Each line of the material must be repeated precisely, with the pictures left out.

━━━━━ AVAILABLE DATA ━━━━━

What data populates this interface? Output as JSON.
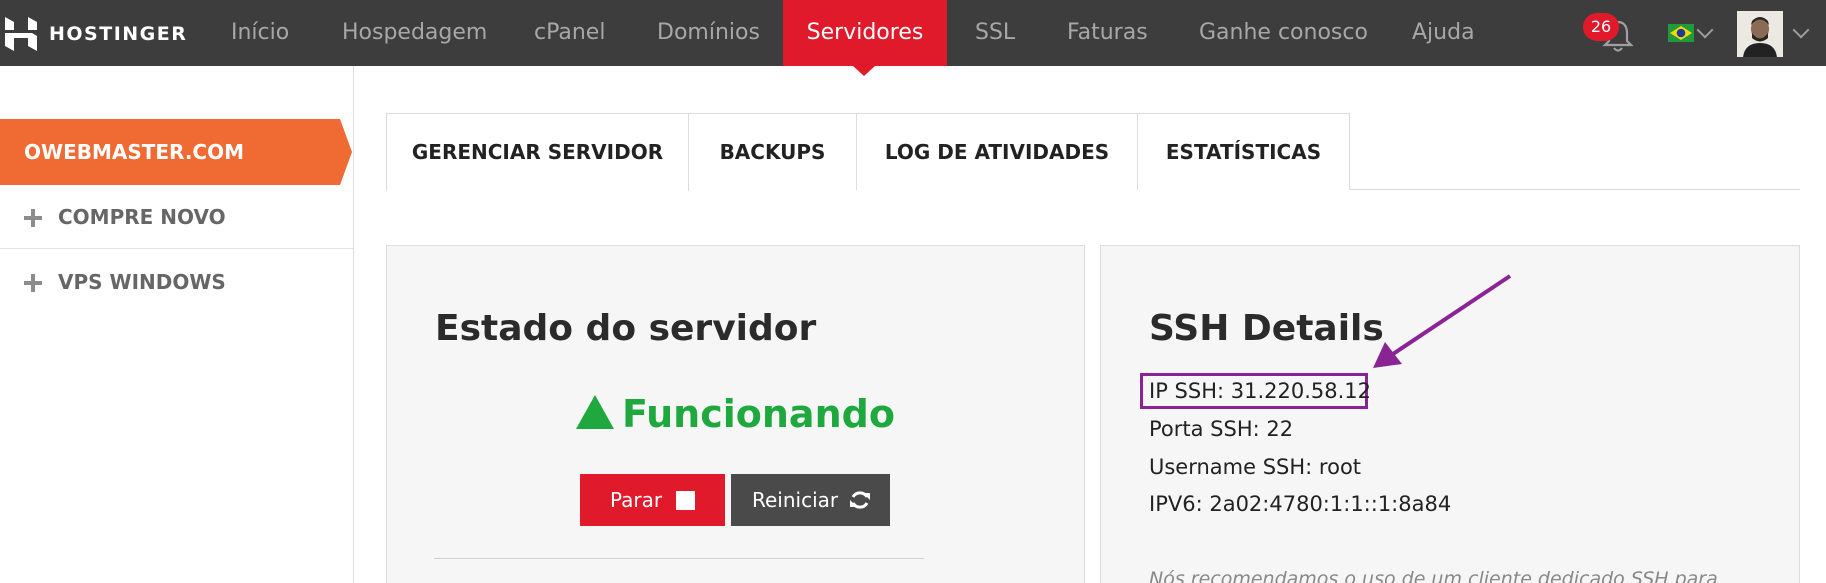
{
  "brand": {
    "name": "HOSTINGER"
  },
  "nav": {
    "items": [
      "Início",
      "Hospedagem",
      "cPanel",
      "Domínios",
      "Servidores",
      "SSL",
      "Faturas",
      "Ganhe conosco",
      "Ajuda"
    ],
    "active": "Servidores",
    "notifications_count": "26",
    "language_icon": "brazil-flag-icon",
    "accent_color": "#e0192b"
  },
  "sidebar": {
    "active_item": "OWEBMASTER.COM",
    "items": [
      "COMPRE NOVO",
      "VPS WINDOWS"
    ],
    "accent_color": "#f06a34"
  },
  "tabs": [
    "GERENCIAR SERVIDOR",
    "BACKUPS",
    "LOG DE ATIVIDADES",
    "ESTATÍSTICAS"
  ],
  "server_status": {
    "title": "Estado do servidor",
    "status": "Funcionando",
    "status_color": "#1ea83e",
    "stop_label": "Parar",
    "restart_label": "Reiniciar"
  },
  "ssh": {
    "title": "SSH Details",
    "ip": "IP SSH: 31.220.58.12",
    "port": "Porta SSH: 22",
    "username": "Username SSH: root",
    "ipv6": "IPV6: 2a02:4780:1:1::1:8a84",
    "note": "Nós recomendamos o uso de um cliente dedicado SSH para",
    "highlight_color": "#8a2494"
  }
}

━━━━━

### ANSWER TO THE EXERCISE
What data populates this interface? Output as JSON.
{
  "brand": {
    "name": "HOSTINGER"
  },
  "nav": {
    "items": [
      "Início",
      "Hospedagem",
      "cPanel",
      "Domínios",
      "Servidores",
      "SSL",
      "Faturas",
      "Ganhe conosco",
      "Ajuda"
    ],
    "active": "Servidores",
    "notifications_count": "26",
    "language_icon": "brazil-flag-icon",
    "accent_color": "#e0192b"
  },
  "sidebar": {
    "active_item": "OWEBMASTER.COM",
    "items": [
      "COMPRE NOVO",
      "VPS WINDOWS"
    ],
    "accent_color": "#f06a34"
  },
  "tabs": [
    "GERENCIAR SERVIDOR",
    "BACKUPS",
    "LOG DE ATIVIDADES",
    "ESTATÍSTICAS"
  ],
  "server_status": {
    "title": "Estado do servidor",
    "status": "Funcionando",
    "status_color": "#1ea83e",
    "stop_label": "Parar",
    "restart_label": "Reiniciar"
  },
  "ssh": {
    "title": "SSH Details",
    "ip": "IP SSH: 31.220.58.12",
    "port": "Porta SSH: 22",
    "username": "Username SSH: root",
    "ipv6": "IPV6: 2a02:4780:1:1::1:8a84",
    "note": "Nós recomendamos o uso de um cliente dedicado SSH para",
    "highlight_color": "#8a2494"
  }
}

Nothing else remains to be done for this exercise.